*YOUR INSTRUCTIONS*:
Write out the stretch of the data from the line containing "section-2-subtitle: 认知内容 —" through the line containing "paragraph-line: 在这里，你能根据自己的爱好和能力决定自己的未来； —", both included, exactly as each line appears.

++++ DATA EXCERPTS

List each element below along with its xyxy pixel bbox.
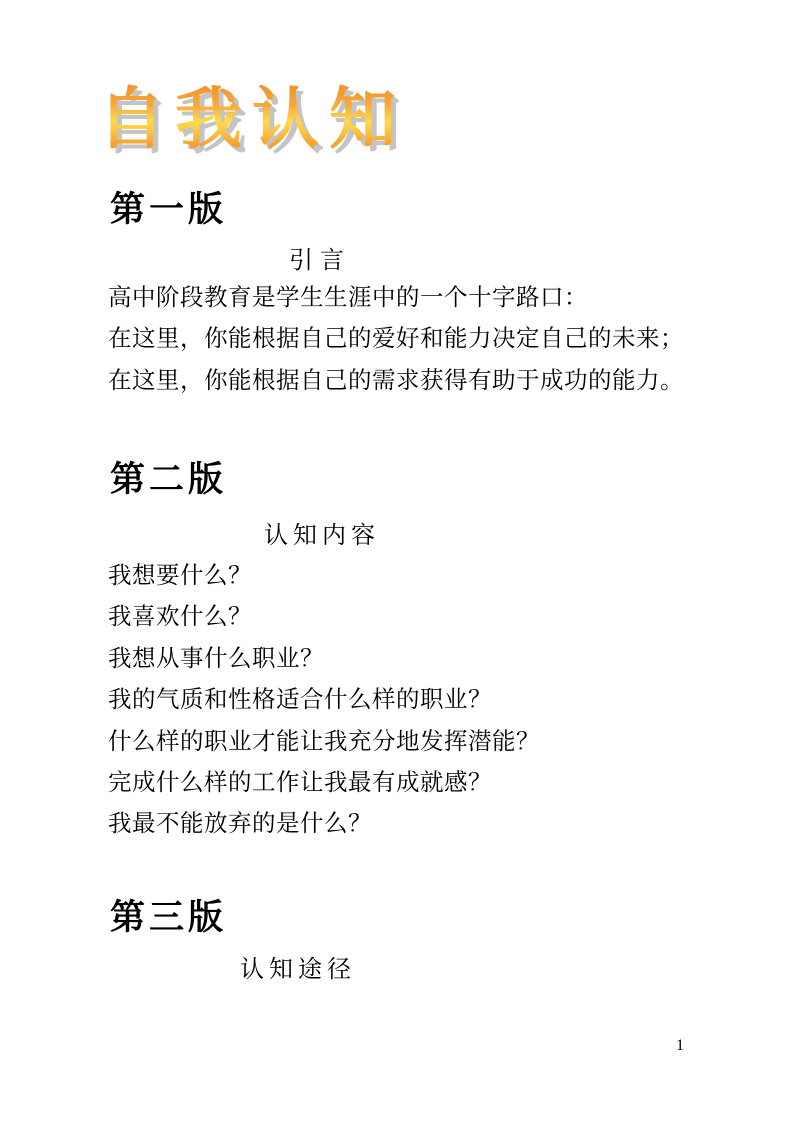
section-2-subtitle: 认知内容 — [264, 522, 380, 551]
section-1-subtitle: 引言 — [289, 247, 351, 276]
section-1-body: 高中阶段教育是学生生涯中的一个十字路口： 在这里，你能根据自己的爱好和能力决定自… — [108, 278, 684, 402]
title-text: 自我认知 — [98, 84, 406, 158]
paragraph-line: 高中阶段教育是学生生涯中的一个十字路口： — [108, 278, 684, 319]
section-2-heading: 第二版 — [110, 461, 227, 500]
section-3-heading: 第三版 — [110, 899, 227, 938]
question-line: 我想要什么？ — [108, 556, 540, 597]
question-line: 我的气质和性格适合什么样的职业？ — [108, 680, 540, 721]
question-line: 什么样的职业才能让我充分地发挥潜能？ — [108, 722, 540, 763]
paragraph-line: 在这里，你能根据自己的爱好和能力决定自己的未来； — [108, 319, 684, 360]
question-line: 完成什么样的工作让我最有成就感？ — [108, 763, 540, 804]
document-page: 自我认知 自我认知 第一版 引言 高中阶段教育是学生生涯中的一个十字路口： 在这… — [0, 0, 793, 1122]
section-2-body: 我想要什么？ 我喜欢什么？ 我想从事什么职业？ 我的气质和性格适合什么样的职业？… — [108, 556, 540, 846]
question-line: 我喜欢什么？ — [108, 597, 540, 638]
paragraph-line: 在这里，你能根据自己的需求获得有助于成功的能力。 — [108, 361, 684, 402]
page-number: 1 — [676, 1036, 684, 1055]
question-line: 我最不能放弃的是什么？ — [108, 804, 540, 845]
question-line: 我想从事什么职业？ — [108, 639, 540, 680]
section-1-heading: 第一版 — [110, 191, 227, 230]
section-3-subtitle: 认知途径 — [240, 956, 356, 985]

++++++++

*EXPECTED OUTPUT*:
section-2-subtitle: 认知内容 — [264, 522, 380, 551]
section-1-subtitle: 引言 — [289, 247, 351, 276]
section-1-body: 高中阶段教育是学生生涯中的一个十字路口： 在这里，你能根据自己的爱好和能力决定自… — [108, 278, 684, 402]
title-text: 自我认知 — [98, 84, 406, 158]
paragraph-line: 高中阶段教育是学生生涯中的一个十字路口： — [108, 278, 684, 319]
section-2-heading: 第二版 — [110, 461, 227, 500]
section-3-heading: 第三版 — [110, 899, 227, 938]
question-line: 我想要什么？ — [108, 556, 540, 597]
question-line: 我的气质和性格适合什么样的职业？ — [108, 680, 540, 721]
question-line: 什么样的职业才能让我充分地发挥潜能？ — [108, 722, 540, 763]
paragraph-line: 在这里，你能根据自己的爱好和能力决定自己的未来； — [108, 319, 684, 360]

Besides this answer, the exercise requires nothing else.